**WHAT NEEDS TO BE DONE**
Gather every line in the records below that contains the word "Multiplier".

___ THE RECORDS

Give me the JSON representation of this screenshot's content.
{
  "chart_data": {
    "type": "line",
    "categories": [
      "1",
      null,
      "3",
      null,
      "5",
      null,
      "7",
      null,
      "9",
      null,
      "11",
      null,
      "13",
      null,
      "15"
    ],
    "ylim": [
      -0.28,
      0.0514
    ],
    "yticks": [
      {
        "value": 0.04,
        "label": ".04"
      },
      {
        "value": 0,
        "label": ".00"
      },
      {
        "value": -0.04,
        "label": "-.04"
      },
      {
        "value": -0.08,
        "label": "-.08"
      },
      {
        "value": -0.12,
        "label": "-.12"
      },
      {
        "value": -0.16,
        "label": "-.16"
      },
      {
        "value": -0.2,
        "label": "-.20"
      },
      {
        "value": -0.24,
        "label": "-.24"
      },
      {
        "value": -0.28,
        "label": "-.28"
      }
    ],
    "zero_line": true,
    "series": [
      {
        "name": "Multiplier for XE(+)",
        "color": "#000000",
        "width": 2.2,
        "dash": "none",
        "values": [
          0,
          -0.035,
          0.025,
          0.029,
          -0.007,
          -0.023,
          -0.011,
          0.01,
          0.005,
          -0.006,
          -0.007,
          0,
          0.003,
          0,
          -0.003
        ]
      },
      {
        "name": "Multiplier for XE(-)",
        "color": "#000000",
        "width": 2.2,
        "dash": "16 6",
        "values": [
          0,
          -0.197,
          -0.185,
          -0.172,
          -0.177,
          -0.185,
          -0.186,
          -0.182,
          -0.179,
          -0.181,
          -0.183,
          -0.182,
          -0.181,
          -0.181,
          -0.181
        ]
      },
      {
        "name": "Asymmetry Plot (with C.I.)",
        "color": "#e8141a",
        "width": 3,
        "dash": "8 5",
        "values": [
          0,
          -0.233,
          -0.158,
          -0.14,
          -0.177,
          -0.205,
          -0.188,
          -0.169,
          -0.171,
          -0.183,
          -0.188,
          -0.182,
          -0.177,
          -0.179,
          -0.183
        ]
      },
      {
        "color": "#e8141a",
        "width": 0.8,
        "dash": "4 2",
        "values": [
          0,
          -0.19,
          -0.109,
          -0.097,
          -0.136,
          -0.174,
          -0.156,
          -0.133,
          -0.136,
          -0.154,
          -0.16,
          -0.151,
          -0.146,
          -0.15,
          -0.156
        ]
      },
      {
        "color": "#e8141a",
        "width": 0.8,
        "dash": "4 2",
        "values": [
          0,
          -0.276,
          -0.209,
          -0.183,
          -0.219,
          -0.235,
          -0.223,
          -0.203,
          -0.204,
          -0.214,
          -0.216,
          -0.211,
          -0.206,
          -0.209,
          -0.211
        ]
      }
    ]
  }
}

______

**TASK ANSWER**
        "name": "Multiplier for XE(+)",
        "name": "Multiplier for XE(-)",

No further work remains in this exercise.